PROBLEM TO SOLVE: Below is a block of records. Copy every line in it that contains the word "Zhao".

-- begin INPUT DATA --

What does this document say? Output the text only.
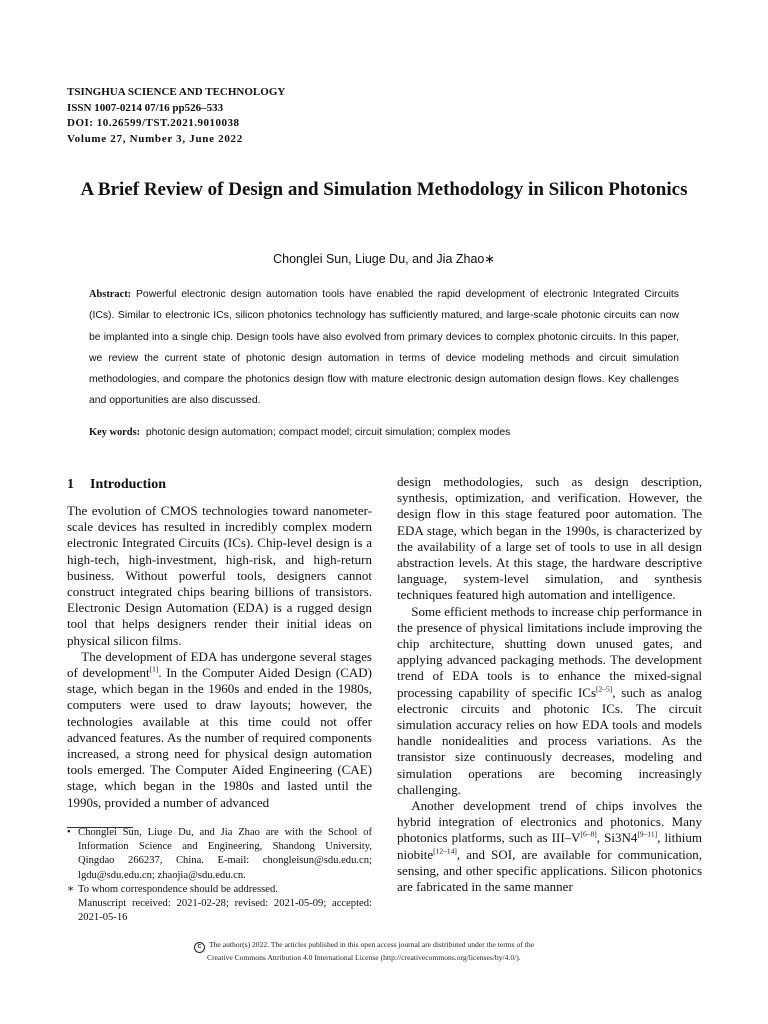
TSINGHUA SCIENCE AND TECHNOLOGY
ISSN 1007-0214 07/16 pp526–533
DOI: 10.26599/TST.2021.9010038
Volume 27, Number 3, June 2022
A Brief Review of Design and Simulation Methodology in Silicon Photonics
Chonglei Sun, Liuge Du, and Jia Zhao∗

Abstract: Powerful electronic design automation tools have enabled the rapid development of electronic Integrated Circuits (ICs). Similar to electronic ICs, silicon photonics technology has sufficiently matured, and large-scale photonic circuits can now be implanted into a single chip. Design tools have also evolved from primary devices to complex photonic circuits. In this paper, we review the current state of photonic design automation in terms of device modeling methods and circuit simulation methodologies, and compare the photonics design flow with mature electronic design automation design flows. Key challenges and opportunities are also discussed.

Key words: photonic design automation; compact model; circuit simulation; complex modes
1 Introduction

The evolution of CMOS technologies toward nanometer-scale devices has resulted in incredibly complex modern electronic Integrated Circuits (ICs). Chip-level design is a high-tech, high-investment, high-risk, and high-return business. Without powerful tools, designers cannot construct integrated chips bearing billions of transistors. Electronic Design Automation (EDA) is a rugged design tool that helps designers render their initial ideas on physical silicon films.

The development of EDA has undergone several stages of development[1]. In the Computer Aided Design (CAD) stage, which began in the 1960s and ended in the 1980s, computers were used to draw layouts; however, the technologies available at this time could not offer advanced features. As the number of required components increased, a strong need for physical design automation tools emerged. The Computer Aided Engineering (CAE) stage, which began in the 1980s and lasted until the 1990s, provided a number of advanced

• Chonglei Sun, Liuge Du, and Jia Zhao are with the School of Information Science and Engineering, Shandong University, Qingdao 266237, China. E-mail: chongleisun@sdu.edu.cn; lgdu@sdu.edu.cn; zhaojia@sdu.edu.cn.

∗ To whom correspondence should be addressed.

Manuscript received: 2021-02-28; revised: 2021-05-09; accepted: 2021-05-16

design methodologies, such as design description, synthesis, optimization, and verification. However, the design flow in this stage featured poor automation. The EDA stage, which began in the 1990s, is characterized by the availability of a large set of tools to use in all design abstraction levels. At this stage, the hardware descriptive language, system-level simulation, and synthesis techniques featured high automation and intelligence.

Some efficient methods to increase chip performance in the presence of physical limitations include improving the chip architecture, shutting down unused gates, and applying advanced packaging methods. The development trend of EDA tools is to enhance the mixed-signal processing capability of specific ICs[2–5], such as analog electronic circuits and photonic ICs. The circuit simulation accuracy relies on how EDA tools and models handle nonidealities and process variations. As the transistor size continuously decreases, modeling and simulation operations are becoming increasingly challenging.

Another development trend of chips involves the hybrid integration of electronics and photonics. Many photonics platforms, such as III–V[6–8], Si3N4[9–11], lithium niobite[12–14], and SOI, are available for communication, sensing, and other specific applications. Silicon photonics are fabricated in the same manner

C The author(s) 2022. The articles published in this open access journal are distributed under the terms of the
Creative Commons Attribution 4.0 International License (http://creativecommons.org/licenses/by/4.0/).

-- end INPUT DATA --

FULL ANSWER:
Chonglei Sun, Liuge Du, and Jia Zhao∗
• Chonglei Sun, Liuge Du, and Jia Zhao are with the School of Information Science and Engineering, Shandong University, Qingdao 266237, China. E-mail: chongleisun@sdu.edu.cn; lgdu@sdu.edu.cn; zhaojia@sdu.edu.cn.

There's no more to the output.